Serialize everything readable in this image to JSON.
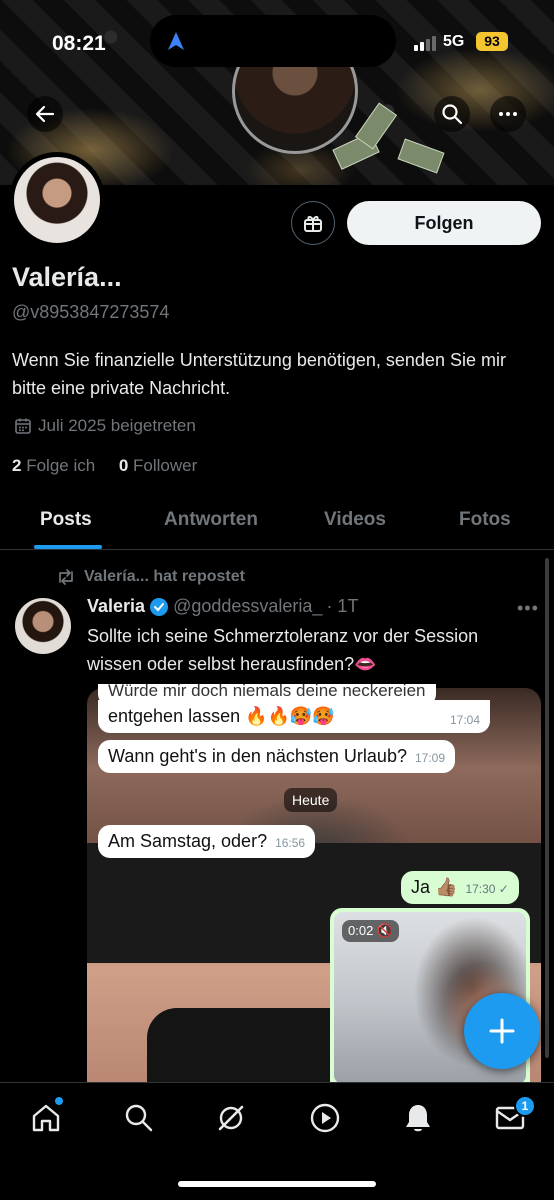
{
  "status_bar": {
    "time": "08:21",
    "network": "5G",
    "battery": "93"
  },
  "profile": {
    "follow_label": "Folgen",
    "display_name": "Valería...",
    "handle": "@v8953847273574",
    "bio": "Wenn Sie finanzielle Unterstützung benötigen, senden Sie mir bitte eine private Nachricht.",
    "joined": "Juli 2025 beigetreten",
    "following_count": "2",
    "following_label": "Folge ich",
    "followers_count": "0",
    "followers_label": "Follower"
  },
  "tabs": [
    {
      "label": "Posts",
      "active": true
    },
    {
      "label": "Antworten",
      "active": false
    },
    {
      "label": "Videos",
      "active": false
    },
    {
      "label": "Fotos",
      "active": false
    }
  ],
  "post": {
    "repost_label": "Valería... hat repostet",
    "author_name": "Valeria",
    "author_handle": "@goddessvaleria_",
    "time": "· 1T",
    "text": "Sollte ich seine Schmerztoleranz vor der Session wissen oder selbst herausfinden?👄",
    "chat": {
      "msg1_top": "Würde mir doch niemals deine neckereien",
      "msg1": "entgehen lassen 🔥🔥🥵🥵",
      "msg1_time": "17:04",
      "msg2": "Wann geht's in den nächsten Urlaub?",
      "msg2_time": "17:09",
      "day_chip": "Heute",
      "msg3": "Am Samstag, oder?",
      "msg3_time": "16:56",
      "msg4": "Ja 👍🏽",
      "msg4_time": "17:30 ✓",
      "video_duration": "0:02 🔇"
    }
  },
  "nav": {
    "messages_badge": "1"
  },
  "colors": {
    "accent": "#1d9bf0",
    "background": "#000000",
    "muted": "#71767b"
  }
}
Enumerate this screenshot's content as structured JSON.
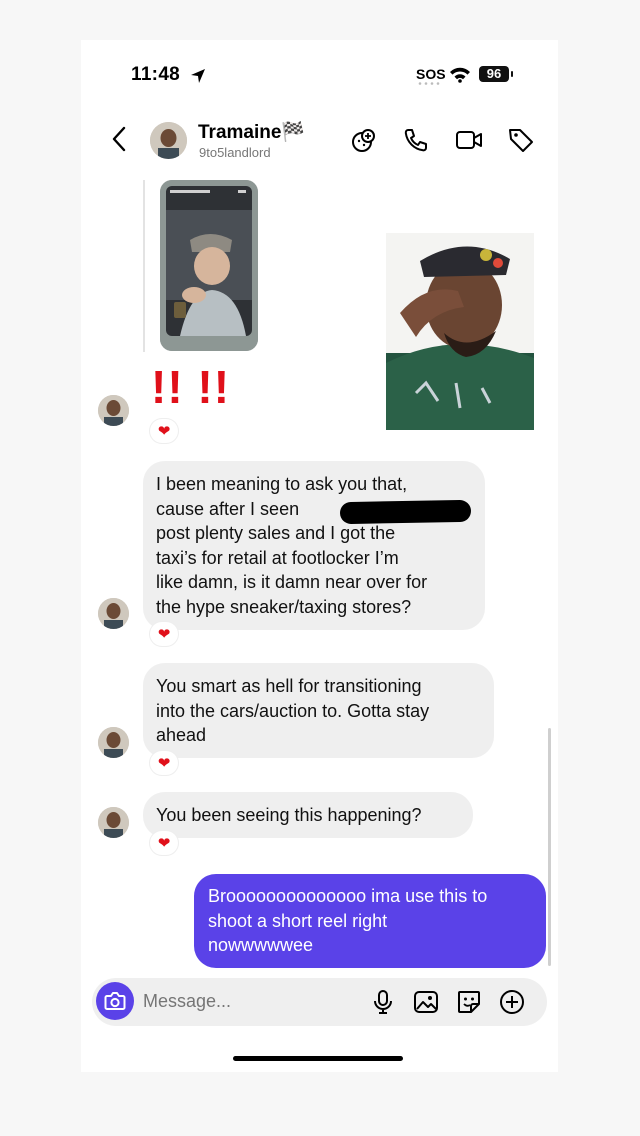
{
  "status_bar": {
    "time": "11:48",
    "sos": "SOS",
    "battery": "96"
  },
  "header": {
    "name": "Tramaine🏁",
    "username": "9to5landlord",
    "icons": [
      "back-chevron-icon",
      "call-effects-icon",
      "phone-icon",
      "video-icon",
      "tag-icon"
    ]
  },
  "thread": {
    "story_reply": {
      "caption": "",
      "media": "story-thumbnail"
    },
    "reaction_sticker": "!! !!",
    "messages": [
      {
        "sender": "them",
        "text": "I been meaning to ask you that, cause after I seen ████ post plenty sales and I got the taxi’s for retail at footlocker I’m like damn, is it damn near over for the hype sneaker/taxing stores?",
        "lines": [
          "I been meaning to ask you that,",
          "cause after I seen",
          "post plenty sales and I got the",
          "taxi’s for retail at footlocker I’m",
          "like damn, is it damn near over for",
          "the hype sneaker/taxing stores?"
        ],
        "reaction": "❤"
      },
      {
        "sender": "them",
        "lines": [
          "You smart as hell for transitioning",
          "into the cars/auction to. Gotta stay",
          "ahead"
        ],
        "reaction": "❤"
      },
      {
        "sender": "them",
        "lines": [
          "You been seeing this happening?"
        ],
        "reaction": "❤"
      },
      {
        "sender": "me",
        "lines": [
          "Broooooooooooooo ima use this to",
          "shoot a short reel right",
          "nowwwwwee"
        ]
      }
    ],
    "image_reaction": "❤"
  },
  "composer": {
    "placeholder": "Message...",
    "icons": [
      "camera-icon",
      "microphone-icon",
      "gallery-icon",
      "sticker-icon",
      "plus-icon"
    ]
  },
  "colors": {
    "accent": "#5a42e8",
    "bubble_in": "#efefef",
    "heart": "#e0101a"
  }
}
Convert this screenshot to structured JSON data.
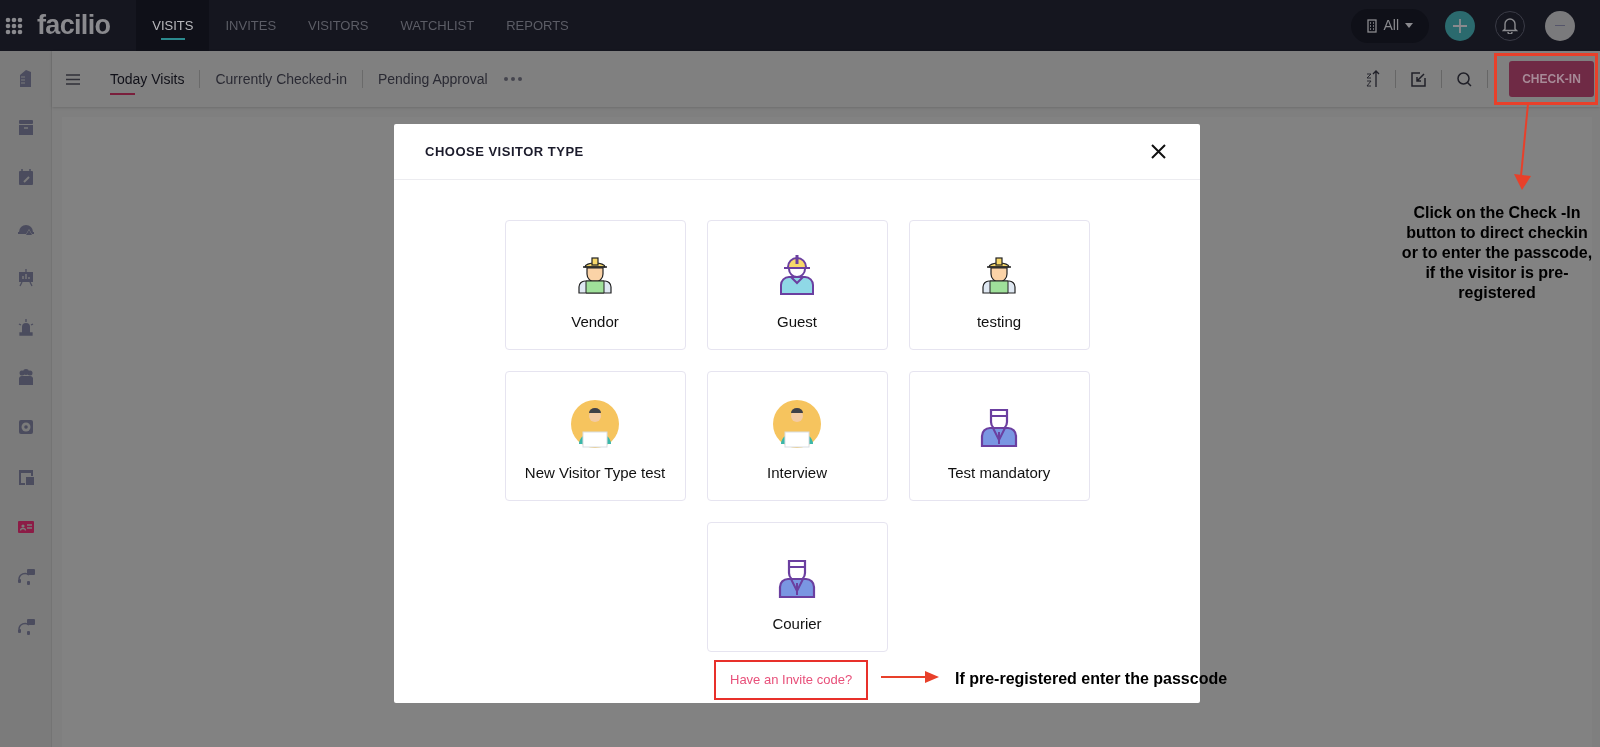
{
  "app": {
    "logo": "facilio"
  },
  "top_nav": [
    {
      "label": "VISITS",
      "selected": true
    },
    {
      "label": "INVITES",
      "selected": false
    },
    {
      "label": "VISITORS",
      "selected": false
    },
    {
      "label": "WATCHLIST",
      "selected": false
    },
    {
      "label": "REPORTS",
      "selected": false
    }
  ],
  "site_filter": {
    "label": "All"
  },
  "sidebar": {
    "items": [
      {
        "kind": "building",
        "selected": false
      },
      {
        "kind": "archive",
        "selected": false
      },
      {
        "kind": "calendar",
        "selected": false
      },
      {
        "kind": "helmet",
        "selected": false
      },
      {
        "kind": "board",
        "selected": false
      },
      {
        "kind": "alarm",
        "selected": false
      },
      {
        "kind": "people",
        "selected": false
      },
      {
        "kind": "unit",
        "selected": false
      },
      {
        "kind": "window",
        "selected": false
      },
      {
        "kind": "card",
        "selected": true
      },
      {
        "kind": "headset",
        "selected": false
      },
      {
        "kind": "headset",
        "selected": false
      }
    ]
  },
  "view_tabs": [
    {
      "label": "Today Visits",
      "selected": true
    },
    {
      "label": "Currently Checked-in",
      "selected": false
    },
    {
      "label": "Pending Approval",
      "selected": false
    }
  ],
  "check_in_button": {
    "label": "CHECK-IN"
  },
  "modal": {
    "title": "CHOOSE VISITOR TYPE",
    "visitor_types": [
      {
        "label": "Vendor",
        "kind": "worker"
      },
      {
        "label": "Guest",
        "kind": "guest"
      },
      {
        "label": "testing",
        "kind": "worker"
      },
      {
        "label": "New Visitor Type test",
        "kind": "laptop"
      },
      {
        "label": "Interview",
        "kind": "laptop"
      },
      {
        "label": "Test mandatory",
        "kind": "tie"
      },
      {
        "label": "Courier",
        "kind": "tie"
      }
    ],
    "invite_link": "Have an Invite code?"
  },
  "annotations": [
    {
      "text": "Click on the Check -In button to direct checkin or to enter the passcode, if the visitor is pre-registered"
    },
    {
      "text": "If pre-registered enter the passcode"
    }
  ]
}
====================
The entries above are to be returned exactly, without their pictures.

RESULT OF THE TASK.
Serialize everything readable in this image to JSON.
{
  "status_bar": {
    "time": "08:21",
    "network": "5G",
    "battery": "93"
  },
  "profile": {
    "follow_label": "Folgen",
    "display_name": "Valería...",
    "handle": "@v8953847273574",
    "bio": "Wenn Sie finanzielle Unterstützung benötigen, senden Sie mir bitte eine private Nachricht.",
    "joined": "Juli 2025 beigetreten",
    "following_count": "2",
    "following_label": "Folge ich",
    "followers_count": "0",
    "followers_label": "Follower"
  },
  "tabs": [
    {
      "label": "Posts",
      "active": true
    },
    {
      "label": "Antworten",
      "active": false
    },
    {
      "label": "Videos",
      "active": false
    },
    {
      "label": "Fotos",
      "active": false
    }
  ],
  "post": {
    "repost_label": "Valería... hat repostet",
    "author_name": "Valeria",
    "author_handle": "@goddessvaleria_",
    "time": "· 1T",
    "text": "Sollte ich seine Schmerztoleranz vor der Session wissen oder selbst herausfinden?👄",
    "chat": {
      "msg1_top": "Würde mir doch niemals deine neckereien",
      "msg1": "entgehen lassen 🔥🔥🥵🥵",
      "msg1_time": "17:04",
      "msg2": "Wann geht's in den nächsten Urlaub?",
      "msg2_time": "17:09",
      "day_chip": "Heute",
      "msg3": "Am Samstag, oder?",
      "msg3_time": "16:56",
      "msg4": "Ja 👍🏽",
      "msg4_time": "17:30 ✓",
      "video_duration": "0:02 🔇"
    }
  },
  "nav": {
    "messages_badge": "1"
  },
  "colors": {
    "accent": "#1d9bf0",
    "background": "#000000",
    "muted": "#71767b"
  }
}
Enumerate this screenshot's content as structured JSON.
{
  "status_bar": {
    "time": "11:48",
    "sos": "SOS",
    "battery": "96"
  },
  "header": {
    "name": "Tramaine🏁",
    "username": "9to5landlord",
    "icons": [
      "back-chevron-icon",
      "call-effects-icon",
      "phone-icon",
      "video-icon",
      "tag-icon"
    ]
  },
  "thread": {
    "story_reply": {
      "caption": "",
      "media": "story-thumbnail"
    },
    "reaction_sticker": "!! !!",
    "messages": [
      {
        "sender": "them",
        "text": "I been meaning to ask you that, cause after I seen ████ post plenty sales and I got the taxi’s for retail at footlocker I’m like damn, is it damn near over for the hype sneaker/taxing stores?",
        "lines": [
          "I been meaning to ask you that,",
          "cause after I seen",
          "post plenty sales and I got the",
          "taxi’s for retail at footlocker I’m",
          "like damn, is it damn near over for",
          "the hype sneaker/taxing stores?"
        ],
        "reaction": "❤"
      },
      {
        "sender": "them",
        "lines": [
          "You smart as hell for transitioning",
          "into the cars/auction to. Gotta stay",
          "ahead"
        ],
        "reaction": "❤"
      },
      {
        "sender": "them",
        "lines": [
          "You been seeing this happening?"
        ],
        "reaction": "❤"
      },
      {
        "sender": "me",
        "lines": [
          "Broooooooooooooo ima use this to",
          "shoot a short reel right",
          "nowwwwwee"
        ]
      }
    ],
    "image_reaction": "❤"
  },
  "composer": {
    "placeholder": "Message...",
    "icons": [
      "camera-icon",
      "microphone-icon",
      "gallery-icon",
      "sticker-icon",
      "plus-icon"
    ]
  },
  "colors": {
    "accent": "#5a42e8",
    "bubble_in": "#efefef",
    "heart": "#e0101a"
  }
}
Convert this screenshot to structured JSON data.
{
  "app": {
    "logo": "facilio"
  },
  "top_nav": [
    {
      "label": "VISITS",
      "selected": true
    },
    {
      "label": "INVITES",
      "selected": false
    },
    {
      "label": "VISITORS",
      "selected": false
    },
    {
      "label": "WATCHLIST",
      "selected": false
    },
    {
      "label": "REPORTS",
      "selected": false
    }
  ],
  "site_filter": {
    "label": "All"
  },
  "sidebar": {
    "items": [
      {
        "kind": "building",
        "selected": false
      },
      {
        "kind": "archive",
        "selected": false
      },
      {
        "kind": "calendar",
        "selected": false
      },
      {
        "kind": "helmet",
        "selected": false
      },
      {
        "kind": "board",
        "selected": false
      },
      {
        "kind": "alarm",
        "selected": false
      },
      {
        "kind": "people",
        "selected": false
      },
      {
        "kind": "unit",
        "selected": false
      },
      {
        "kind": "window",
        "selected": false
      },
      {
        "kind": "card",
        "selected": true
      },
      {
        "kind": "headset",
        "selected": false
      },
      {
        "kind": "headset",
        "selected": false
      }
    ]
  },
  "view_tabs": [
    {
      "label": "Today Visits",
      "selected": true
    },
    {
      "label": "Currently Checked-in",
      "selected": false
    },
    {
      "label": "Pending Approval",
      "selected": false
    }
  ],
  "check_in_button": {
    "label": "CHECK-IN"
  },
  "modal": {
    "title": "CHOOSE VISITOR TYPE",
    "visitor_types": [
      {
        "label": "Vendor",
        "kind": "worker"
      },
      {
        "label": "Guest",
        "kind": "guest"
      },
      {
        "label": "testing",
        "kind": "worker"
      },
      {
        "label": "New Visitor Type test",
        "kind": "laptop"
      },
      {
        "label": "Interview",
        "kind": "laptop"
      },
      {
        "label": "Test mandatory",
        "kind": "tie"
      },
      {
        "label": "Courier",
        "kind": "tie"
      }
    ],
    "invite_link": "Have an Invite code?"
  },
  "annotations": [
    {
      "text": "Click on the Check -In button to direct checkin or to enter the passcode, if the visitor is pre-registered"
    },
    {
      "text": "If pre-registered enter the passcode"
    }
  ]
}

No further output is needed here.